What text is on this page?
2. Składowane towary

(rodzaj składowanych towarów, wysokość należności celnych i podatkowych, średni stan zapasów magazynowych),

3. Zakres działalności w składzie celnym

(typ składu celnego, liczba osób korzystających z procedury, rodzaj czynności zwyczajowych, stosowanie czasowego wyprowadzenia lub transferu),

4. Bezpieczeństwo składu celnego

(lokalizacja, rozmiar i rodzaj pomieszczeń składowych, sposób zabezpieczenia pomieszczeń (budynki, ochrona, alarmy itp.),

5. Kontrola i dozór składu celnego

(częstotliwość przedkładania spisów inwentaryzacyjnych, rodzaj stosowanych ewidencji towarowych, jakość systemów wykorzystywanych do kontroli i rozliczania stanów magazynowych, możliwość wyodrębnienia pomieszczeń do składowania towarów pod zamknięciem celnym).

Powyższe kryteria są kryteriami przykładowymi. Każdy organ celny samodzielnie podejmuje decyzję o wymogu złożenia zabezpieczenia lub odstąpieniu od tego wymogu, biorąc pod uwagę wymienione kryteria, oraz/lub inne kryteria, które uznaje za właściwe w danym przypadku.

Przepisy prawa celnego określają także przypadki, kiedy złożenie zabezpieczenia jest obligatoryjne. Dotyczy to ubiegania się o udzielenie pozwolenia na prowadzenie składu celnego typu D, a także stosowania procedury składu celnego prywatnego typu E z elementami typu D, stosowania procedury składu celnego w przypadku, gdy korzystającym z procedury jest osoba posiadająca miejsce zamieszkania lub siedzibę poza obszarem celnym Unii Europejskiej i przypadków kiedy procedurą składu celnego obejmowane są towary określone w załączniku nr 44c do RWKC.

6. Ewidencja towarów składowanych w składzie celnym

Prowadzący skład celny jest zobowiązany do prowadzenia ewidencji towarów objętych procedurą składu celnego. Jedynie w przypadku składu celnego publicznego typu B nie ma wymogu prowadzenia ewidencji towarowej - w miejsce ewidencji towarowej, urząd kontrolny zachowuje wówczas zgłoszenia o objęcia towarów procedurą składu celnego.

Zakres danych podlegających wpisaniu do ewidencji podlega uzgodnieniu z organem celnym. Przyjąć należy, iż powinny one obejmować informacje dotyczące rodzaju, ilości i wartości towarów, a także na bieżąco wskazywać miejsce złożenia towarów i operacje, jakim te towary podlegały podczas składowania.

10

Exercise description ▸ Output the listing above word for word.

Written answer ▸
What text is on this page?
2. Składowane towary

(rodzaj składowanych towarów, wysokość należności celnych i podatkowych, średni stan zapasów magazynowych),

3. Zakres działalności w składzie celnym

(typ składu celnego, liczba osób korzystających z procedury, rodzaj czynności zwyczajowych, stosowanie czasowego wyprowadzenia lub transferu),

4. Bezpieczeństwo składu celnego

(lokalizacja, rozmiar i rodzaj pomieszczeń składowych, sposób zabezpieczenia pomieszczeń (budynki, ochrona, alarmy itp.),

5. Kontrola i dozór składu celnego

(częstotliwość przedkładania spisów inwentaryzacyjnych, rodzaj stosowanych ewidencji towarowych, jakość systemów wykorzystywanych do kontroli i rozliczania stanów magazynowych, możliwość wyodrębnienia pomieszczeń do składowania towarów pod zamknięciem celnym).

Powyższe kryteria są kryteriami przykładowymi. Każdy organ celny samodzielnie podejmuje decyzję o wymogu złożenia zabezpieczenia lub odstąpieniu od tego wymogu, biorąc pod uwagę wymienione kryteria, oraz/lub inne kryteria, które uznaje za właściwe w danym przypadku.

Przepisy prawa celnego określają także przypadki, kiedy złożenie zabezpieczenia jest obligatoryjne. Dotyczy to ubiegania się o udzielenie pozwolenia na prowadzenie składu celnego typu D, a także stosowania procedury składu celnego prywatnego typu E z elementami typu D, stosowania procedury składu celnego w przypadku, gdy korzystającym z procedury jest osoba posiadająca miejsce zamieszkania lub siedzibę poza obszarem celnym Unii Europejskiej i przypadków kiedy procedurą składu celnego obejmowane są towary określone w załączniku nr 44c do RWKC.

6. Ewidencja towarów składowanych w składzie celnym

Prowadzący skład celny jest zobowiązany do prowadzenia ewidencji towarów objętych procedurą składu celnego. Jedynie w przypadku składu celnego publicznego typu B nie ma wymogu prowadzenia ewidencji towarowej - w miejsce ewidencji towarowej, urząd kontrolny zachowuje wówczas zgłoszenia o objęcia towarów procedurą składu celnego.

Zakres danych podlegających wpisaniu do ewidencji podlega uzgodnieniu z organem celnym. Przyjąć należy, iż powinny one obejmować informacje dotyczące rodzaju, ilości i wartości towarów, a także na bieżąco wskazywać miejsce złożenia towarów i operacje, jakim te towary podlegały podczas składowania.

10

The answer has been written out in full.